** Data provided **

★ ★ ★ ★ ★

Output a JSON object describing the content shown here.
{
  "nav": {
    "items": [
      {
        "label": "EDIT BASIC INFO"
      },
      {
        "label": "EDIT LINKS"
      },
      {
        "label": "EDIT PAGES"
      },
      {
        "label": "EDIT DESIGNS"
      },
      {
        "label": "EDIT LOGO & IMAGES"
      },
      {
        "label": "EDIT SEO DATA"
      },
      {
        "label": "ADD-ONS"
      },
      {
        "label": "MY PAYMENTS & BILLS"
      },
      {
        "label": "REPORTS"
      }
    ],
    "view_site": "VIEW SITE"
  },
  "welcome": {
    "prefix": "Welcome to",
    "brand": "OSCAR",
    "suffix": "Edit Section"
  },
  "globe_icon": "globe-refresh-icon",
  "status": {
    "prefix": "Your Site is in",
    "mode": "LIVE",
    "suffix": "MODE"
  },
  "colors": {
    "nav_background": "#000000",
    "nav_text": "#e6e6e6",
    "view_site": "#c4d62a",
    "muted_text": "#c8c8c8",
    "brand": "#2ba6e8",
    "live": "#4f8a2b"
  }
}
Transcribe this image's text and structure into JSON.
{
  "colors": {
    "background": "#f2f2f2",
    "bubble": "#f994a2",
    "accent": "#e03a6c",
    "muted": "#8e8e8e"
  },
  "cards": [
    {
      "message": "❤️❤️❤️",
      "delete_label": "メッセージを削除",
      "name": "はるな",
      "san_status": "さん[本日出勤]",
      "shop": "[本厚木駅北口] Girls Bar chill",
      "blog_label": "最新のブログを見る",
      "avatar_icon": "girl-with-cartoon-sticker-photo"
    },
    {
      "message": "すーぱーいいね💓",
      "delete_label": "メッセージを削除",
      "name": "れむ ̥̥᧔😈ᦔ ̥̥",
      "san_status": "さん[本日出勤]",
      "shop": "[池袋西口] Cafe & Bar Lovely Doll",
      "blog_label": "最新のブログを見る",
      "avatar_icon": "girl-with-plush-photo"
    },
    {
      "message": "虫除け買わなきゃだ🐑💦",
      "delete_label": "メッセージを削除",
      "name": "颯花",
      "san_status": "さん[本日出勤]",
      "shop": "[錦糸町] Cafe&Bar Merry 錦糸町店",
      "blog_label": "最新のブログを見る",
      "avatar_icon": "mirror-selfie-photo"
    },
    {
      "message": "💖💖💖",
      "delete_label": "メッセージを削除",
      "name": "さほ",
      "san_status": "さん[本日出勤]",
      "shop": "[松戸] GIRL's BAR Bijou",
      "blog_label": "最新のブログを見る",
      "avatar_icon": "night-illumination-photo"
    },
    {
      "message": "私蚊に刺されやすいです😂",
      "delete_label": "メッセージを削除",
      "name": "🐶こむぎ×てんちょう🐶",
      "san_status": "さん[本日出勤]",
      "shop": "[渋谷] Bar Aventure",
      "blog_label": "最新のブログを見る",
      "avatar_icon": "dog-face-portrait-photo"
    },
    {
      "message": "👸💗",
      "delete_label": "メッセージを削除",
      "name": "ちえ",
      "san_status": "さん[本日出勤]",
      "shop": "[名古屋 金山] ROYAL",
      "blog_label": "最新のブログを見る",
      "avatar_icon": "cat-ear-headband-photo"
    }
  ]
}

★ ★ ★ ★ ★

Hand back the material above in full, exactly as written.

Output a JSON object describing the content shown here.
{
  "nav": {
    "items": [
      {
        "label": "EDIT BASIC INFO"
      },
      {
        "label": "EDIT LINKS"
      },
      {
        "label": "EDIT PAGES"
      },
      {
        "label": "EDIT DESIGNS"
      },
      {
        "label": "EDIT LOGO & IMAGES"
      },
      {
        "label": "EDIT SEO DATA"
      },
      {
        "label": "ADD-ONS"
      },
      {
        "label": "MY PAYMENTS & BILLS"
      },
      {
        "label": "REPORTS"
      }
    ],
    "view_site": "VIEW SITE"
  },
  "welcome": {
    "prefix": "Welcome to",
    "brand": "OSCAR",
    "suffix": "Edit Section"
  },
  "globe_icon": "globe-refresh-icon",
  "status": {
    "prefix": "Your Site is in",
    "mode": "LIVE",
    "suffix": "MODE"
  },
  "colors": {
    "nav_background": "#000000",
    "nav_text": "#e6e6e6",
    "view_site": "#c4d62a",
    "muted_text": "#c8c8c8",
    "brand": "#2ba6e8",
    "live": "#4f8a2b"
  }
}
Transcribe this image's text and structure into JSON.
{
  "colors": {
    "background": "#f2f2f2",
    "bubble": "#f994a2",
    "accent": "#e03a6c",
    "muted": "#8e8e8e"
  },
  "cards": [
    {
      "message": "❤️❤️❤️",
      "delete_label": "メッセージを削除",
      "name": "はるな",
      "san_status": "さん[本日出勤]",
      "shop": "[本厚木駅北口] Girls Bar chill",
      "blog_label": "最新のブログを見る",
      "avatar_icon": "girl-with-cartoon-sticker-photo"
    },
    {
      "message": "すーぱーいいね💓",
      "delete_label": "メッセージを削除",
      "name": "れむ ̥̥᧔😈ᦔ ̥̥",
      "san_status": "さん[本日出勤]",
      "shop": "[池袋西口] Cafe & Bar Lovely Doll",
      "blog_label": "最新のブログを見る",
      "avatar_icon": "girl-with-plush-photo"
    },
    {
      "message": "虫除け買わなきゃだ🐑💦",
      "delete_label": "メッセージを削除",
      "name": "颯花",
      "san_status": "さん[本日出勤]",
      "shop": "[錦糸町] Cafe&Bar Merry 錦糸町店",
      "blog_label": "最新のブログを見る",
      "avatar_icon": "mirror-selfie-photo"
    },
    {
      "message": "💖💖💖",
      "delete_label": "メッセージを削除",
      "name": "さほ",
      "san_status": "さん[本日出勤]",
      "shop": "[松戸] GIRL's BAR Bijou",
      "blog_label": "最新のブログを見る",
      "avatar_icon": "night-illumination-photo"
    },
    {
      "message": "私蚊に刺されやすいです😂",
      "delete_label": "メッセージを削除",
      "name": "🐶こむぎ×てんちょう🐶",
      "san_status": "さん[本日出勤]",
      "shop": "[渋谷] Bar Aventure",
      "blog_label": "最新のブログを見る",
      "avatar_icon": "dog-face-portrait-photo"
    },
    {
      "message": "👸💗",
      "delete_label": "メッセージを削除",
      "name": "ちえ",
      "san_status": "さん[本日出勤]",
      "shop": "[名古屋 金山] ROYAL",
      "blog_label": "最新のブログを見る",
      "avatar_icon": "cat-ear-headband-photo"
    }
  ]
}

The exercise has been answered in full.